[Stored data]
━━━━━━━━━━━━━━━━━━━━━━━━━━━━━━

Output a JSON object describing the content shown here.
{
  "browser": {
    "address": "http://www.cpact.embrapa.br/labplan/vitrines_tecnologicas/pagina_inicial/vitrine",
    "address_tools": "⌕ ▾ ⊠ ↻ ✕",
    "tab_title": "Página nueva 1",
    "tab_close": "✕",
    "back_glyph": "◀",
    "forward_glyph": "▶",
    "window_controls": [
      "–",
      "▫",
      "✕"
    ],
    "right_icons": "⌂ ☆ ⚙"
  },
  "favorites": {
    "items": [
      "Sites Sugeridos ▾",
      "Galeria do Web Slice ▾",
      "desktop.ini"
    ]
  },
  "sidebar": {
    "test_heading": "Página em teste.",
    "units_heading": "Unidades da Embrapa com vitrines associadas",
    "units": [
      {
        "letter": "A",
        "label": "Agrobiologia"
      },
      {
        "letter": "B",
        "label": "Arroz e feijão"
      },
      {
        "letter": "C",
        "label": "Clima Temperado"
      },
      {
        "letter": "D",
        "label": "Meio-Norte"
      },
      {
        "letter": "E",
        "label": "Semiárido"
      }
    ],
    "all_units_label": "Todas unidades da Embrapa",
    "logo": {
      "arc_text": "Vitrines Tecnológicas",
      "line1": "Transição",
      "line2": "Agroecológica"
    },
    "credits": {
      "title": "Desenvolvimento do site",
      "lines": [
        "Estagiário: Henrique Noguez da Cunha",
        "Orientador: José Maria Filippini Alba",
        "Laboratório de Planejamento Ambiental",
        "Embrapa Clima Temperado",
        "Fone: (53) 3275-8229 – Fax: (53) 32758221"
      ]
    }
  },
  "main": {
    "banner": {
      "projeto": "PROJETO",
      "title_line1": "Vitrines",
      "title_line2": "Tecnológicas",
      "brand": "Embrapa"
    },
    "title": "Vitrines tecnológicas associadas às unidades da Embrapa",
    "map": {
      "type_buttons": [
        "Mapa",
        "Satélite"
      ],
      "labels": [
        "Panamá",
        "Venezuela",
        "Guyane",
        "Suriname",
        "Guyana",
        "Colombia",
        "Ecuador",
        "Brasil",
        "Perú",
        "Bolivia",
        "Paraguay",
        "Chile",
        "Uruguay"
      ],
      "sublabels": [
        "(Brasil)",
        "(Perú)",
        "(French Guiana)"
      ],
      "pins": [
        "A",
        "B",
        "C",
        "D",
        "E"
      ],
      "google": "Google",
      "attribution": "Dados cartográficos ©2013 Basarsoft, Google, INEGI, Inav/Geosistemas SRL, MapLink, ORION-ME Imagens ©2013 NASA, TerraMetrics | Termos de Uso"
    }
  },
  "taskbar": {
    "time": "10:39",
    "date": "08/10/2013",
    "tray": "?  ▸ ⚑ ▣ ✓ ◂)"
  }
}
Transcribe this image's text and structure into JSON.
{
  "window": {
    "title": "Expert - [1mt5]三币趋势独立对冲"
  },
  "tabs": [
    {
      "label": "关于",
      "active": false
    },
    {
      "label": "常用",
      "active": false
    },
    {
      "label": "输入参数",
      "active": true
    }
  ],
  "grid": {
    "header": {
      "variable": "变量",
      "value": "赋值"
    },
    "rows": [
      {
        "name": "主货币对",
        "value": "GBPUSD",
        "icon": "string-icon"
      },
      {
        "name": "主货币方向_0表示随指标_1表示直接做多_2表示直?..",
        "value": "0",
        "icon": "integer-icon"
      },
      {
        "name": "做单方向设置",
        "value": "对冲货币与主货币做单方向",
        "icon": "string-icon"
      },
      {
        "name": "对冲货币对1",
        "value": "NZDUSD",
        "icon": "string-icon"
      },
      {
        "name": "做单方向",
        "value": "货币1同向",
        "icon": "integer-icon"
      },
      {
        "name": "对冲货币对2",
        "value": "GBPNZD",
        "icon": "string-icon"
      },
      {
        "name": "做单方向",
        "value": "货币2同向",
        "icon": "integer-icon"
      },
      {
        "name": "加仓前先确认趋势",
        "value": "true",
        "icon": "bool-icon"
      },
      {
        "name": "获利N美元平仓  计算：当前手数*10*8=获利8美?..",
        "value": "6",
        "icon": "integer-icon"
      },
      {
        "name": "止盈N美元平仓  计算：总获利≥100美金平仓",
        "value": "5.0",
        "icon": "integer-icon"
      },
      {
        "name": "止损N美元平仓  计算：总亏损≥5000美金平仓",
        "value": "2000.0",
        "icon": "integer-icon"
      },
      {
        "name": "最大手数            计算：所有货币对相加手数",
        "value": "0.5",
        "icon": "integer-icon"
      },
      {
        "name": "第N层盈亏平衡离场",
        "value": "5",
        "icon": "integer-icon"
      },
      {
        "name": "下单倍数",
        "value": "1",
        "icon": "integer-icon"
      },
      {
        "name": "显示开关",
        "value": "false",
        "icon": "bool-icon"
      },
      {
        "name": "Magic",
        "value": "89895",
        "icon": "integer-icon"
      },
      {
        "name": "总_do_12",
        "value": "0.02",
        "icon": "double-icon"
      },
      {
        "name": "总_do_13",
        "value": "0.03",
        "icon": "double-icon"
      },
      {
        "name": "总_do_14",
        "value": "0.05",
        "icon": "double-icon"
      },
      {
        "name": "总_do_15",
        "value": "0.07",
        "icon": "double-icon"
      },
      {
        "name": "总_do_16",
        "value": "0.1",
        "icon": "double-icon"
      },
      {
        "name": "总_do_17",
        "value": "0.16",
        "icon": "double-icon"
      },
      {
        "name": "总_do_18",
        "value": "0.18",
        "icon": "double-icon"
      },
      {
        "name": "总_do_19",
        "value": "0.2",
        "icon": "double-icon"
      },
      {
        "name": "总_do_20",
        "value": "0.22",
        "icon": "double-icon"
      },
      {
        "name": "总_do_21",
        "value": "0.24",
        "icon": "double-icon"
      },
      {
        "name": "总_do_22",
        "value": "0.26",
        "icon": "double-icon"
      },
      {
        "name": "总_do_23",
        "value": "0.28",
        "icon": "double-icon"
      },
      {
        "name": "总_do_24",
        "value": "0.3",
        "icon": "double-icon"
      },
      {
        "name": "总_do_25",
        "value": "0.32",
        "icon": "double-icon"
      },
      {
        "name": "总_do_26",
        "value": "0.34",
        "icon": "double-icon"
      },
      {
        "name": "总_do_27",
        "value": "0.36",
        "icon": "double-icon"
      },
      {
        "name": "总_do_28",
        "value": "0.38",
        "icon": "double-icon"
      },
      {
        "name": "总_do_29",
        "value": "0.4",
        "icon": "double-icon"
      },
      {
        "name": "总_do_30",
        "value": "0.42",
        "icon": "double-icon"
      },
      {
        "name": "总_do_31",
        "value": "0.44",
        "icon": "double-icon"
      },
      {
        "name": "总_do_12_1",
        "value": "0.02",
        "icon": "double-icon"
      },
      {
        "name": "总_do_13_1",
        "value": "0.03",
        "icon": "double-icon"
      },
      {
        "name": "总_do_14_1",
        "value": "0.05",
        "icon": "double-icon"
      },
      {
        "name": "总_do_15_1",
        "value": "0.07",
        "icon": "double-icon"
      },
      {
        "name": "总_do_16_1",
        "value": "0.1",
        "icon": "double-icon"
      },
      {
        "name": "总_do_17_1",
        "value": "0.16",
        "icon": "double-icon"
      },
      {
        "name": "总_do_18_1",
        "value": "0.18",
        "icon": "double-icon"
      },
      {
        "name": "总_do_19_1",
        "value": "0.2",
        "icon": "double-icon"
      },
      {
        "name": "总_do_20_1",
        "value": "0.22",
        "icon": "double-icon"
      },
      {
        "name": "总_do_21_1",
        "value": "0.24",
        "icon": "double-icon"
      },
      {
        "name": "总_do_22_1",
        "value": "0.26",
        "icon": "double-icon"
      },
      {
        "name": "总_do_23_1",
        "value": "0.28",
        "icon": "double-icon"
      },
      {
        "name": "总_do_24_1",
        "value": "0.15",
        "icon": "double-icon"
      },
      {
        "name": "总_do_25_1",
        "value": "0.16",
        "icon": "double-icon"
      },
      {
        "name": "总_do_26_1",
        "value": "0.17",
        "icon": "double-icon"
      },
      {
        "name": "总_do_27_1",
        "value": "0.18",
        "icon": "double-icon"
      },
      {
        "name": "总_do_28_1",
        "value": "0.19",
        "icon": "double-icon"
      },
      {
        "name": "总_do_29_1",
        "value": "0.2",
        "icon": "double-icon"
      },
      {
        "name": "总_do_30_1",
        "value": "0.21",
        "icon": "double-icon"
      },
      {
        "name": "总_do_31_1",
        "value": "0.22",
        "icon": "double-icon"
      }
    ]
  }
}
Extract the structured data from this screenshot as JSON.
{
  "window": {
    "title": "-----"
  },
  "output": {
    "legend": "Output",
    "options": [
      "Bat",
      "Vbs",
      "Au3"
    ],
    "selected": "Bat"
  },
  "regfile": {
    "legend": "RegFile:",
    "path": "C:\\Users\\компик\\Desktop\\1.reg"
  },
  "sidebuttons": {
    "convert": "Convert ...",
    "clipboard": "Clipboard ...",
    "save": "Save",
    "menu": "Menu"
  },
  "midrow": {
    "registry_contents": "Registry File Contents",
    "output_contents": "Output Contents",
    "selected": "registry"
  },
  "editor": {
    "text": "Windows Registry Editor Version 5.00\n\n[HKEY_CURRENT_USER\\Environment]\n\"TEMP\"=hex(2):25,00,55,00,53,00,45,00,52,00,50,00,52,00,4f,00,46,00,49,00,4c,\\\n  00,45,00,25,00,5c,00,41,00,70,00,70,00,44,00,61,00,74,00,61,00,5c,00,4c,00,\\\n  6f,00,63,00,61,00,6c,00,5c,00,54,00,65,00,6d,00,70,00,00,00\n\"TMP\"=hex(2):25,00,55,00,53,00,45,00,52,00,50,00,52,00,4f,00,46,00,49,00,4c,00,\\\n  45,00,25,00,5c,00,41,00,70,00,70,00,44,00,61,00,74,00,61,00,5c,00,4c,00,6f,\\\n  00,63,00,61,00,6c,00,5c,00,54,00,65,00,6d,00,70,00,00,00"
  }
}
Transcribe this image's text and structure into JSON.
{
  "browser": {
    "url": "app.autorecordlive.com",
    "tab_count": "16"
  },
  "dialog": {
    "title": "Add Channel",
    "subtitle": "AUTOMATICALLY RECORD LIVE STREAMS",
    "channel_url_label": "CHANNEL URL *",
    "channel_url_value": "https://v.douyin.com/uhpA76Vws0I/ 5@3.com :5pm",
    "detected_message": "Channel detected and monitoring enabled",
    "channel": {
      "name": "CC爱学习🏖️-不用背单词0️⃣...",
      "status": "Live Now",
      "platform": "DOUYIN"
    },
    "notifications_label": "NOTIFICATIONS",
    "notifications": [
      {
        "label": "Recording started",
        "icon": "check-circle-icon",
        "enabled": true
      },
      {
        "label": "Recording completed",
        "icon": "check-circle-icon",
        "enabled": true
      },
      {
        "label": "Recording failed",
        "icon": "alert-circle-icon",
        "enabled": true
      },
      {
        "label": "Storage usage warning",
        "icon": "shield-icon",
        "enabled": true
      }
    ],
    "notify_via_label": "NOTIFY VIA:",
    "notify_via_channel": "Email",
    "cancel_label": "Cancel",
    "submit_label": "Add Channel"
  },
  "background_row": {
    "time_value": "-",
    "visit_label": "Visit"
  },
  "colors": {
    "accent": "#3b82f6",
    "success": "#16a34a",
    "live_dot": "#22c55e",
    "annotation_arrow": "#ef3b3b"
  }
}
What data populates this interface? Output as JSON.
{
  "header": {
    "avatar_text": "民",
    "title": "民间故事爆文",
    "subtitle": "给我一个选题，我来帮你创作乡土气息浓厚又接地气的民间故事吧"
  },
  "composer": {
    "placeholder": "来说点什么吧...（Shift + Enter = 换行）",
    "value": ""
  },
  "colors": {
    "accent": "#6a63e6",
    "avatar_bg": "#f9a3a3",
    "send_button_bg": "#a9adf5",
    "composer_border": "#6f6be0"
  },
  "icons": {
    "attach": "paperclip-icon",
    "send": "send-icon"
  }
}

━━━━━━━━━━━━━━━━━━━━━━━━━━━━━━

▸ Task to carry out: Collect each line holding the string "Google".

▸ Exercise solution:
      "google": "Google",
      "attribution": "Dados cartográficos ©2013 Basarsoft, Google, INEGI, Inav/Geosistemas SRL, MapLink, ORION-ME Imagens ©2013 NASA, TerraMetrics | Termos de Uso"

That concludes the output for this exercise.